Your task: All of the entries need to be written out again, exactly as they are.

Input for this task:
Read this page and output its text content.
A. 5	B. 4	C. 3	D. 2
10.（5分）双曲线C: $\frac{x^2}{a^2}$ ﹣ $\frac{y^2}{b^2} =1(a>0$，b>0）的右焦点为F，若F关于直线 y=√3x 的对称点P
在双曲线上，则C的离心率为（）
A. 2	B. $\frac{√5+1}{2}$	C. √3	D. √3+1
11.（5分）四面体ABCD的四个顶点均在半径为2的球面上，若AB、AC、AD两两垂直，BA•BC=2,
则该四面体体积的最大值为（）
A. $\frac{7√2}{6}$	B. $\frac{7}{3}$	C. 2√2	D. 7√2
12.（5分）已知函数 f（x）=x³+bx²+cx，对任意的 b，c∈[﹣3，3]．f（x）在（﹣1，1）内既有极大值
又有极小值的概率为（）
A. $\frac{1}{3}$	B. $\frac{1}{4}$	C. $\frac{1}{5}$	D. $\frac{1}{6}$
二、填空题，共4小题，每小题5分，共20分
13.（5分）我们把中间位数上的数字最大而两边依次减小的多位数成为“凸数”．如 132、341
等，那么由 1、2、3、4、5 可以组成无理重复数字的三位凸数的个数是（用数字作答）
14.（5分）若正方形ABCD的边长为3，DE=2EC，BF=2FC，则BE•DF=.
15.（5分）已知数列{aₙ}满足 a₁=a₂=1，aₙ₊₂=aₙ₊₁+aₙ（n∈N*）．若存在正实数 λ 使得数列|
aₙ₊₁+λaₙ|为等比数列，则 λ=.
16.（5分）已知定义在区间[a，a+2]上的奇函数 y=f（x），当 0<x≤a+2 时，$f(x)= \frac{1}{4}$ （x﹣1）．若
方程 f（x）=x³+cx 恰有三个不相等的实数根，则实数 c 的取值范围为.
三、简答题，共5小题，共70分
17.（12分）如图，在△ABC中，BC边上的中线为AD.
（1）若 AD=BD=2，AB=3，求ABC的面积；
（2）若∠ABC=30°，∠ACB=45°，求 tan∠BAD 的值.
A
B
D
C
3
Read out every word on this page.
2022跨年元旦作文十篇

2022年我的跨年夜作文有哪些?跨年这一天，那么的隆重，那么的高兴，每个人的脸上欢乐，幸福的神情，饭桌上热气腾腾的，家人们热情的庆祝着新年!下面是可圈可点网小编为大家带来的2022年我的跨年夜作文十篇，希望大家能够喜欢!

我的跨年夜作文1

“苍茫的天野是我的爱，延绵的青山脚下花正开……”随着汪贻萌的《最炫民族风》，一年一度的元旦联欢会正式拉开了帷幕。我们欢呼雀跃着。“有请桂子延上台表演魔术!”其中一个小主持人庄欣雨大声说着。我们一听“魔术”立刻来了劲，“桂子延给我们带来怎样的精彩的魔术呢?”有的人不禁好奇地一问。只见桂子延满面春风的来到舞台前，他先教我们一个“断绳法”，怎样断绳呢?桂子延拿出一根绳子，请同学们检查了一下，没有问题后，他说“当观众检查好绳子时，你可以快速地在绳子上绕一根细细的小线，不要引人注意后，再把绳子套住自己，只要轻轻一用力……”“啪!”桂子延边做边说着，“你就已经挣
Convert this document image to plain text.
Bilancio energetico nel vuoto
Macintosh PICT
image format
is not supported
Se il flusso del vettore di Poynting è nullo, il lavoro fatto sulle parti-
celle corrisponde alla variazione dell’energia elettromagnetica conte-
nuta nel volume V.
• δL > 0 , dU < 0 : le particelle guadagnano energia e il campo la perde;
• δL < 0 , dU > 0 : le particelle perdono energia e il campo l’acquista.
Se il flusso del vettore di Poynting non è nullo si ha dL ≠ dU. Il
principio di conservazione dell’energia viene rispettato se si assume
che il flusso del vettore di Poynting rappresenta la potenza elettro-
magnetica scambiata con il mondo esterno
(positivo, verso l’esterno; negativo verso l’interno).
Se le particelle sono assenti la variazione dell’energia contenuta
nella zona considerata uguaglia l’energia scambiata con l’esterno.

Task result:
Read this page and output its text content.
A. 5	B. 4	C. 3	D. 2
10.（5分）双曲线C: $\frac{x^2}{a^2}$ ﹣ $\frac{y^2}{b^2} =1(a>0$，b>0）的右焦点为F，若F关于直线 y=√3x 的对称点P
在双曲线上，则C的离心率为（）
A. 2	B. $\frac{√5+1}{2}$	C. √3	D. √3+1
11.（5分）四面体ABCD的四个顶点均在半径为2的球面上，若AB、AC、AD两两垂直，BA•BC=2,
则该四面体体积的最大值为（）
A. $\frac{7√2}{6}$	B. $\frac{7}{3}$	C. 2√2	D. 7√2
12.（5分）已知函数 f（x）=x³+bx²+cx，对任意的 b，c∈[﹣3，3]．f（x）在（﹣1，1）内既有极大值
又有极小值的概率为（）
A. $\frac{1}{3}$	B. $\frac{1}{4}$	C. $\frac{1}{5}$	D. $\frac{1}{6}$
二、填空题，共4小题，每小题5分，共20分
13.（5分）我们把中间位数上的数字最大而两边依次减小的多位数成为“凸数”．如 132、341
等，那么由 1、2、3、4、5 可以组成无理重复数字的三位凸数的个数是（用数字作答）
14.（5分）若正方形ABCD的边长为3，DE=2EC，BF=2FC，则BE•DF=.
15.（5分）已知数列{aₙ}满足 a₁=a₂=1，aₙ₊₂=aₙ₊₁+aₙ（n∈N*）．若存在正实数 λ 使得数列|
aₙ₊₁+λaₙ|为等比数列，则 λ=.
16.（5分）已知定义在区间[a，a+2]上的奇函数 y=f（x），当 0<x≤a+2 时，$f(x)= \frac{1}{4}$ （x﹣1）．若
方程 f（x）=x³+cx 恰有三个不相等的实数根，则实数 c 的取值范围为.
三、简答题，共5小题，共70分
17.（12分）如图，在△ABC中，BC边上的中线为AD.
（1）若 AD=BD=2，AB=3，求ABC的面积；
（2）若∠ABC=30°，∠ACB=45°，求 tan∠BAD 的值.
A
B
D
C
3
Read out every word on this page.
2022跨年元旦作文十篇

2022年我的跨年夜作文有哪些?跨年这一天，那么的隆重，那么的高兴，每个人的脸上欢乐，幸福的神情，饭桌上热气腾腾的，家人们热情的庆祝着新年!下面是可圈可点网小编为大家带来的2022年我的跨年夜作文十篇，希望大家能够喜欢!

我的跨年夜作文1

“苍茫的天野是我的爱，延绵的青山脚下花正开……”随着汪贻萌的《最炫民族风》，一年一度的元旦联欢会正式拉开了帷幕。我们欢呼雀跃着。“有请桂子延上台表演魔术!”其中一个小主持人庄欣雨大声说着。我们一听“魔术”立刻来了劲，“桂子延给我们带来怎样的精彩的魔术呢?”有的人不禁好奇地一问。只见桂子延满面春风的来到舞台前，他先教我们一个“断绳法”，怎样断绳呢?桂子延拿出一根绳子，请同学们检查了一下，没有问题后，他说“当观众检查好绳子时，你可以快速地在绳子上绕一根细细的小线，不要引人注意后，再把绳子套住自己，只要轻轻一用力……”“啪!”桂子延边做边说着，“你就已经挣
Convert this document image to plain text.
Bilancio energetico nel vuoto
Macintosh PICT
image format
is not supported
Se il flusso del vettore di Poynting è nullo, il lavoro fatto sulle parti-
celle corrisponde alla variazione dell’energia elettromagnetica conte-
nuta nel volume V.
• δL > 0 , dU < 0 : le particelle guadagnano energia e il campo la perde;
• δL < 0 , dU > 0 : le particelle perdono energia e il campo l’acquista.
Se il flusso del vettore di Poynting non è nullo si ha dL ≠ dU. Il
principio di conservazione dell’energia viene rispettato se si assume
che il flusso del vettore di Poynting rappresenta la potenza elettro-
magnetica scambiata con il mondo esterno
(positivo, verso l’esterno; negativo verso l’interno).
Se le particelle sono assenti la variazione dell’energia contenuta
nella zona considerata uguaglia l’energia scambiata con l’esterno.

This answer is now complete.